▸ **DATASET CONTENT**:
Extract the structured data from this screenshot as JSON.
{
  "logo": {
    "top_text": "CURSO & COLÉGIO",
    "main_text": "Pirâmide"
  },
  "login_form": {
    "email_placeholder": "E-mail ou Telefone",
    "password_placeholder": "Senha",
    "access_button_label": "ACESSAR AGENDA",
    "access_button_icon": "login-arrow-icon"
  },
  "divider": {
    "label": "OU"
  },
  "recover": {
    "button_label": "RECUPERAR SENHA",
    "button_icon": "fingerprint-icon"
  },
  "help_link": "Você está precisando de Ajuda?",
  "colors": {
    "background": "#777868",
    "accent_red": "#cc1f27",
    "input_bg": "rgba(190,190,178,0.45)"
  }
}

▸ **EXERCISE PROMPT**:
Among the records above, find each line holding the string "icon" and pull it out.

▸ **RESULT OF THE EXERCISE**:
    "access_button_icon": "login-arrow-icon"
    "button_icon": "fingerprint-icon"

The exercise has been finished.